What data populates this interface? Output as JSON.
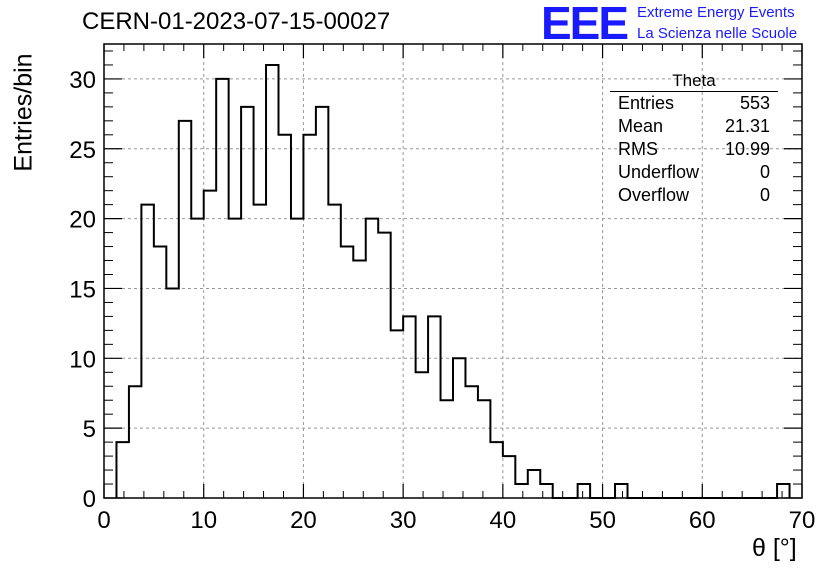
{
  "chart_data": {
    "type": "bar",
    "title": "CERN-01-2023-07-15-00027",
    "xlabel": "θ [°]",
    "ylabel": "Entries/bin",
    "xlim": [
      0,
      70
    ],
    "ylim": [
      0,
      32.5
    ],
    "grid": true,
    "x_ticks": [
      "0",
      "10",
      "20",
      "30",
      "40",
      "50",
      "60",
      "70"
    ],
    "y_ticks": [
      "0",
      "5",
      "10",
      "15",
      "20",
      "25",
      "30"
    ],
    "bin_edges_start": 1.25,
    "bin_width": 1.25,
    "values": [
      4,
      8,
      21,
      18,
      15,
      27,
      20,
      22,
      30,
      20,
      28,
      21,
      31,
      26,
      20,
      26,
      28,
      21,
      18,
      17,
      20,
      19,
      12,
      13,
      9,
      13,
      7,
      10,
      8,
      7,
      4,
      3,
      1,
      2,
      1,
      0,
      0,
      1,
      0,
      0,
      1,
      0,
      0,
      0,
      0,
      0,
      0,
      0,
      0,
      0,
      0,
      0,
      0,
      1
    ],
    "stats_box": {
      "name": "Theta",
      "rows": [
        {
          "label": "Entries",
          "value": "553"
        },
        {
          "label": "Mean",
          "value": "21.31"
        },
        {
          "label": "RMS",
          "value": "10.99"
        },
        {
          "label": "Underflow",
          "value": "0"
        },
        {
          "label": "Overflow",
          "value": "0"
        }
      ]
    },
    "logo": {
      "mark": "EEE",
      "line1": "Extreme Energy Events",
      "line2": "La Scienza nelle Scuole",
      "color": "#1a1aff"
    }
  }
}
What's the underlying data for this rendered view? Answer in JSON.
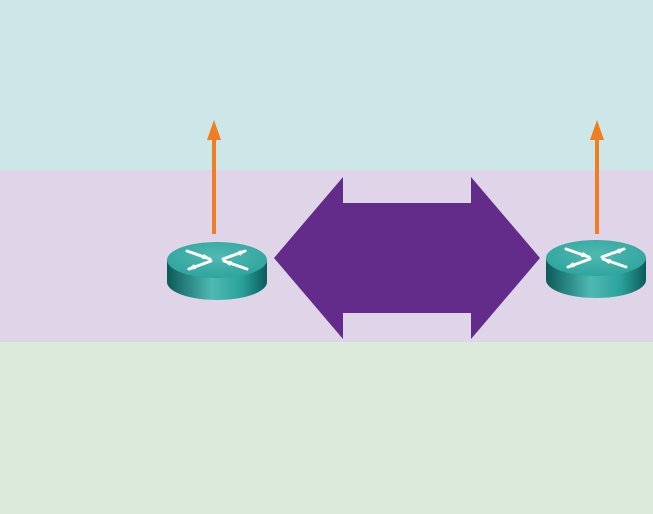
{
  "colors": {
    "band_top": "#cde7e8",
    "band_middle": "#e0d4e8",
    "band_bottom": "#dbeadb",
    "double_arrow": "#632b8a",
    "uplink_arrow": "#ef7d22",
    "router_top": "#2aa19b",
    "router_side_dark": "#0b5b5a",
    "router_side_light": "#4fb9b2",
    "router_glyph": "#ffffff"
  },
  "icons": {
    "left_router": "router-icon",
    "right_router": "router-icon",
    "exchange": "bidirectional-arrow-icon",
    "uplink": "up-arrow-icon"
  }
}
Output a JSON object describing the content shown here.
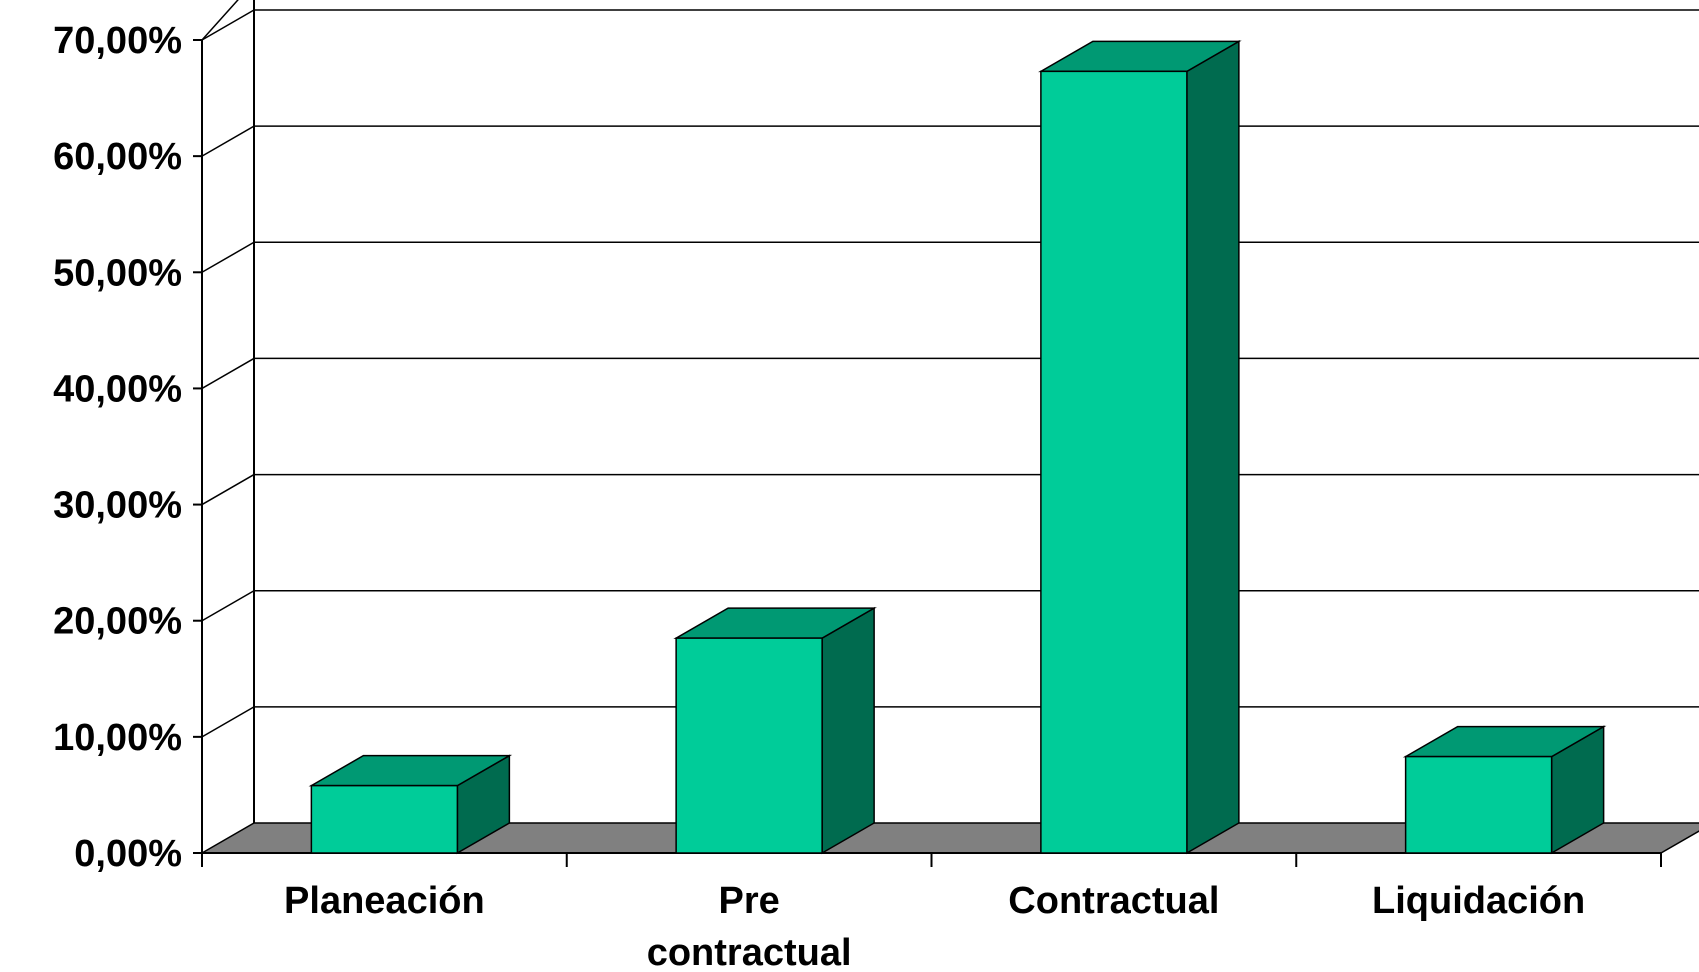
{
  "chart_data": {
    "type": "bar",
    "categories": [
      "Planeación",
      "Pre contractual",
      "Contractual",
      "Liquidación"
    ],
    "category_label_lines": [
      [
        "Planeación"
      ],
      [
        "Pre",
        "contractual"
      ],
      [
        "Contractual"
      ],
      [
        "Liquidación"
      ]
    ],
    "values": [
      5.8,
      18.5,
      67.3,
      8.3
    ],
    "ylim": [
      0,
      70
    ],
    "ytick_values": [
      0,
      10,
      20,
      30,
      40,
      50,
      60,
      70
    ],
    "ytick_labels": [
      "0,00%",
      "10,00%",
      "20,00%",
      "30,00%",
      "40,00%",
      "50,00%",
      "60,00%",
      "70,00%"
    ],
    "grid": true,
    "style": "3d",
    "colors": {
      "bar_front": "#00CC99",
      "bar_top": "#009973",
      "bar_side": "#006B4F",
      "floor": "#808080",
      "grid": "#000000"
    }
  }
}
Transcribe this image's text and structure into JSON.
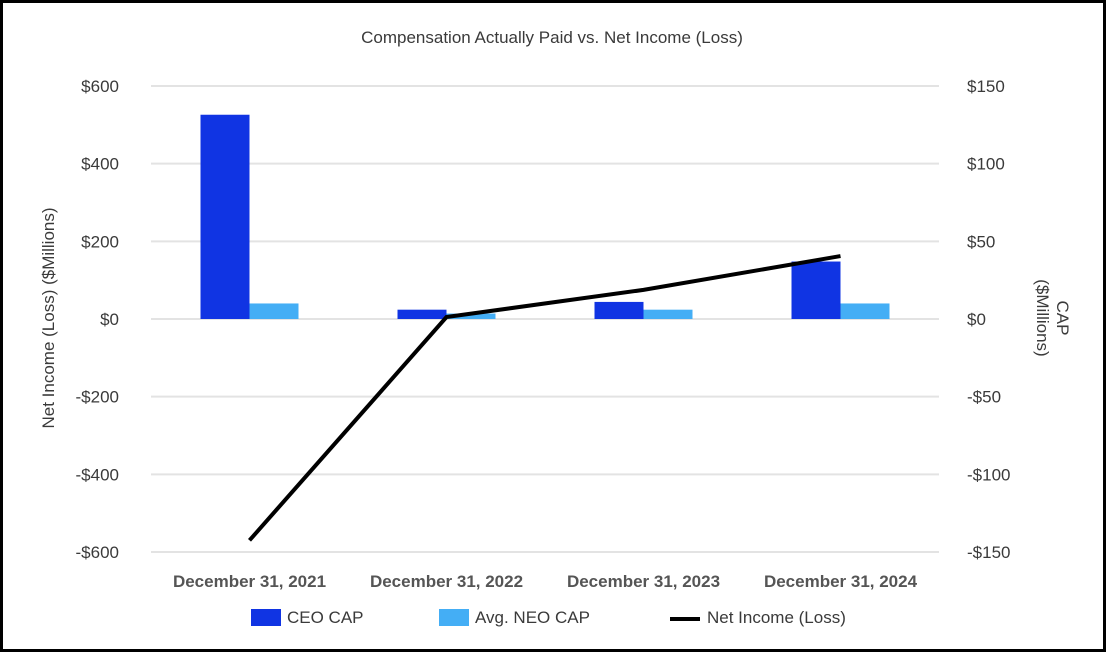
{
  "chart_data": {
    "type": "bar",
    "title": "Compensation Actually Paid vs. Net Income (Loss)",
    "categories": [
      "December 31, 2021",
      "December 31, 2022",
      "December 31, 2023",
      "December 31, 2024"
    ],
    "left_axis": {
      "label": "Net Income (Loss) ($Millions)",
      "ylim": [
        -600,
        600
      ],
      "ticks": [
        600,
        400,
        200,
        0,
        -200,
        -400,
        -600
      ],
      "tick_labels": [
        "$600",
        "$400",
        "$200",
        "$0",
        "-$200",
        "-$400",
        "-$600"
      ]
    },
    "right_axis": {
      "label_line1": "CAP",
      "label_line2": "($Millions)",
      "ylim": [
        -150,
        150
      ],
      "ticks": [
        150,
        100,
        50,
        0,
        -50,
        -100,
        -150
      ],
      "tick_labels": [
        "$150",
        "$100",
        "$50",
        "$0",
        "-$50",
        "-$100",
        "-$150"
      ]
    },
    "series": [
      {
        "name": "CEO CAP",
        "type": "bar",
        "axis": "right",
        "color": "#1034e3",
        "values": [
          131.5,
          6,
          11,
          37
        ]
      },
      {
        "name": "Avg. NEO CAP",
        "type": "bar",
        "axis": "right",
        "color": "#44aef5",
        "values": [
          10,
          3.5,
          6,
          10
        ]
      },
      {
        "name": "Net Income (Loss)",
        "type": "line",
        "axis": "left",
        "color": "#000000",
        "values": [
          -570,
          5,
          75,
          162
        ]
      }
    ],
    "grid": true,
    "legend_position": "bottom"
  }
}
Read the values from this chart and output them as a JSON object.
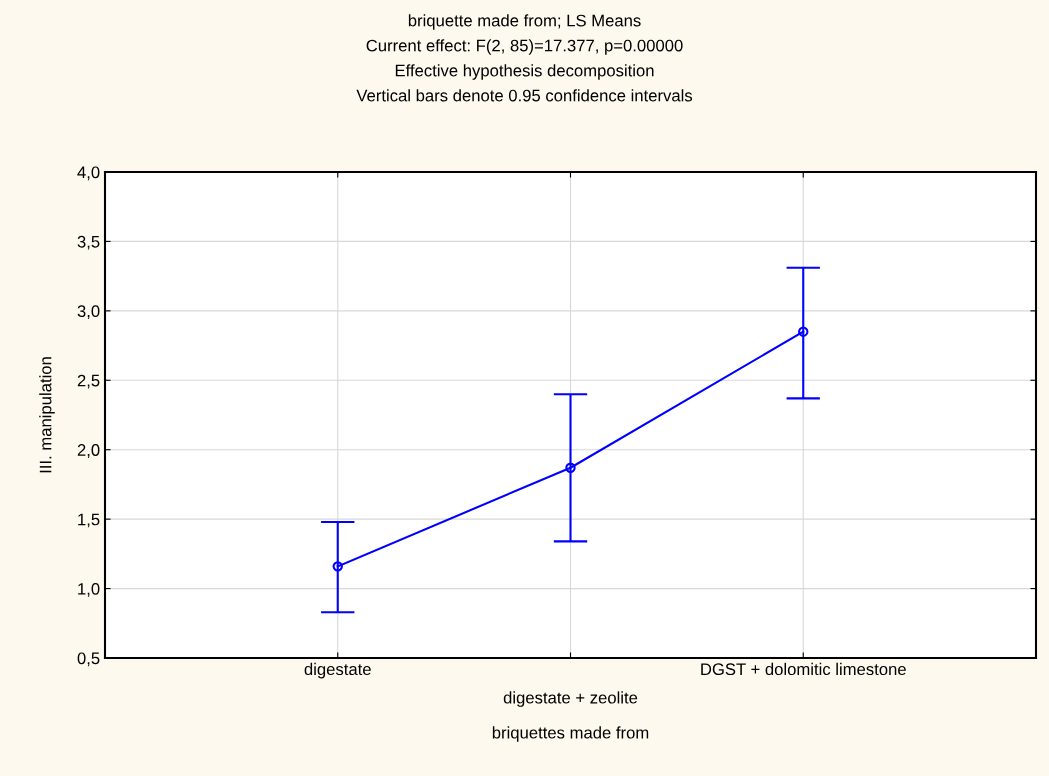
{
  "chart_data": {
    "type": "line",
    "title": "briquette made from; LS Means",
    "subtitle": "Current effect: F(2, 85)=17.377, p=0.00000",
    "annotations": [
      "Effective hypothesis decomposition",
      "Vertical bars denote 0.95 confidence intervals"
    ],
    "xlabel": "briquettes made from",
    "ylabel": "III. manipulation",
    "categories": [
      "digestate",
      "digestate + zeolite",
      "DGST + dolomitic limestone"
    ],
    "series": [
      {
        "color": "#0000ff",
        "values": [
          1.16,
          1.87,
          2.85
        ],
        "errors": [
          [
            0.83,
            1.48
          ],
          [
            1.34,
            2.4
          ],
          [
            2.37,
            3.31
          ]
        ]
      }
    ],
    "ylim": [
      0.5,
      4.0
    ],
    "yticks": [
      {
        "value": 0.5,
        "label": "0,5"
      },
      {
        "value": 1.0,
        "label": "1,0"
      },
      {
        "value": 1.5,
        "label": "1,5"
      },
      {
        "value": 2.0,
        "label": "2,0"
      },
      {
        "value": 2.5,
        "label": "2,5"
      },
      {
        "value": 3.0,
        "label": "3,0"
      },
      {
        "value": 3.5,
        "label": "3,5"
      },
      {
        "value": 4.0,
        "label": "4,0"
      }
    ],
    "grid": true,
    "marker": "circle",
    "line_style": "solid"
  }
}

____________________

### Task objective:
Restate each entry word for word, leaving out any pictures.

### Result of the task:
What data populates this interface? Output as JSON.
{
  "chart_data": {
    "type": "bar",
    "title": "CERN-01-2023-07-15-00027",
    "xlabel": "θ [°]",
    "ylabel": "Entries/bin",
    "xlim": [
      0,
      70
    ],
    "ylim": [
      0,
      32.5
    ],
    "grid": true,
    "x_ticks": [
      "0",
      "10",
      "20",
      "30",
      "40",
      "50",
      "60",
      "70"
    ],
    "y_ticks": [
      "0",
      "5",
      "10",
      "15",
      "20",
      "25",
      "30"
    ],
    "bin_edges_start": 1.25,
    "bin_width": 1.25,
    "values": [
      4,
      8,
      21,
      18,
      15,
      27,
      20,
      22,
      30,
      20,
      28,
      21,
      31,
      26,
      20,
      26,
      28,
      21,
      18,
      17,
      20,
      19,
      12,
      13,
      9,
      13,
      7,
      10,
      8,
      7,
      4,
      3,
      1,
      2,
      1,
      0,
      0,
      1,
      0,
      0,
      1,
      0,
      0,
      0,
      0,
      0,
      0,
      0,
      0,
      0,
      0,
      0,
      0,
      1
    ],
    "stats_box": {
      "name": "Theta",
      "rows": [
        {
          "label": "Entries",
          "value": "553"
        },
        {
          "label": "Mean",
          "value": "21.31"
        },
        {
          "label": "RMS",
          "value": "10.99"
        },
        {
          "label": "Underflow",
          "value": "0"
        },
        {
          "label": "Overflow",
          "value": "0"
        }
      ]
    },
    "logo": {
      "mark": "EEE",
      "line1": "Extreme Energy Events",
      "line2": "La Scienza nelle Scuole",
      "color": "#1a1aff"
    }
  }
}
What's the underlying data for this rendered view? Answer in JSON.
{
  "colors": {
    "band_top": "#cde7e8",
    "band_middle": "#e0d4e8",
    "band_bottom": "#dbeadb",
    "double_arrow": "#632b8a",
    "uplink_arrow": "#ef7d22",
    "router_top": "#2aa19b",
    "router_side_dark": "#0b5b5a",
    "router_side_light": "#4fb9b2",
    "router_glyph": "#ffffff"
  },
  "icons": {
    "left_router": "router-icon",
    "right_router": "router-icon",
    "exchange": "bidirectional-arrow-icon",
    "uplink": "up-arrow-icon"
  }
}
Output a JSON object describing the content shown here.
{
  "chart_data": {
    "type": "bar",
    "categories": [
      "Planeación",
      "Pre contractual",
      "Contractual",
      "Liquidación"
    ],
    "category_label_lines": [
      [
        "Planeación"
      ],
      [
        "Pre",
        "contractual"
      ],
      [
        "Contractual"
      ],
      [
        "Liquidación"
      ]
    ],
    "values": [
      5.8,
      18.5,
      67.3,
      8.3
    ],
    "ylim": [
      0,
      70
    ],
    "ytick_values": [
      0,
      10,
      20,
      30,
      40,
      50,
      60,
      70
    ],
    "ytick_labels": [
      "0,00%",
      "10,00%",
      "20,00%",
      "30,00%",
      "40,00%",
      "50,00%",
      "60,00%",
      "70,00%"
    ],
    "grid": true,
    "style": "3d",
    "colors": {
      "bar_front": "#00CC99",
      "bar_top": "#009973",
      "bar_side": "#006B4F",
      "floor": "#808080",
      "grid": "#000000"
    }
  }
}
Transcribe this image's text and structure into JSON.
{
  "chart_data": {
    "type": "bar",
    "title": "Compensation Actually Paid vs. Net Income (Loss)",
    "categories": [
      "December 31, 2021",
      "December 31, 2022",
      "December 31, 2023",
      "December 31, 2024"
    ],
    "left_axis": {
      "label": "Net Income (Loss) ($Millions)",
      "ylim": [
        -600,
        600
      ],
      "ticks": [
        600,
        400,
        200,
        0,
        -200,
        -400,
        -600
      ],
      "tick_labels": [
        "$600",
        "$400",
        "$200",
        "$0",
        "-$200",
        "-$400",
        "-$600"
      ]
    },
    "right_axis": {
      "label_line1": "CAP",
      "label_line2": "($Millions)",
      "ylim": [
        -150,
        150
      ],
      "ticks": [
        150,
        100,
        50,
        0,
        -50,
        -100,
        -150
      ],
      "tick_labels": [
        "$150",
        "$100",
        "$50",
        "$0",
        "-$50",
        "-$100",
        "-$150"
      ]
    },
    "series": [
      {
        "name": "CEO CAP",
        "type": "bar",
        "axis": "right",
        "color": "#1034e3",
        "values": [
          131.5,
          6,
          11,
          37
        ]
      },
      {
        "name": "Avg. NEO CAP",
        "type": "bar",
        "axis": "right",
        "color": "#44aef5",
        "values": [
          10,
          3.5,
          6,
          10
        ]
      },
      {
        "name": "Net Income (Loss)",
        "type": "line",
        "axis": "left",
        "color": "#000000",
        "values": [
          -570,
          5,
          75,
          162
        ]
      }
    ],
    "grid": true,
    "legend_position": "bottom"
  }
}
Read the values from this chart and output them as a JSON object.
{
  "chart_data": {
    "type": "line",
    "title": "briquette made from; LS Means",
    "subtitle": "Current effect: F(2, 85)=17.377, p=0.00000",
    "annotations": [
      "Effective hypothesis decomposition",
      "Vertical bars denote 0.95 confidence intervals"
    ],
    "xlabel": "briquettes made from",
    "ylabel": "III. manipulation",
    "categories": [
      "digestate",
      "digestate + zeolite",
      "DGST + dolomitic limestone"
    ],
    "series": [
      {
        "color": "#0000ff",
        "values": [
          1.16,
          1.87,
          2.85
        ],
        "errors": [
          [
            0.83,
            1.48
          ],
          [
            1.34,
            2.4
          ],
          [
            2.37,
            3.31
          ]
        ]
      }
    ],
    "ylim": [
      0.5,
      4.0
    ],
    "yticks": [
      {
        "value": 0.5,
        "label": "0,5"
      },
      {
        "value": 1.0,
        "label": "1,0"
      },
      {
        "value": 1.5,
        "label": "1,5"
      },
      {
        "value": 2.0,
        "label": "2,0"
      },
      {
        "value": 2.5,
        "label": "2,5"
      },
      {
        "value": 3.0,
        "label": "3,0"
      },
      {
        "value": 3.5,
        "label": "3,5"
      },
      {
        "value": 4.0,
        "label": "4,0"
      }
    ],
    "grid": true,
    "marker": "circle",
    "line_style": "solid"
  }
}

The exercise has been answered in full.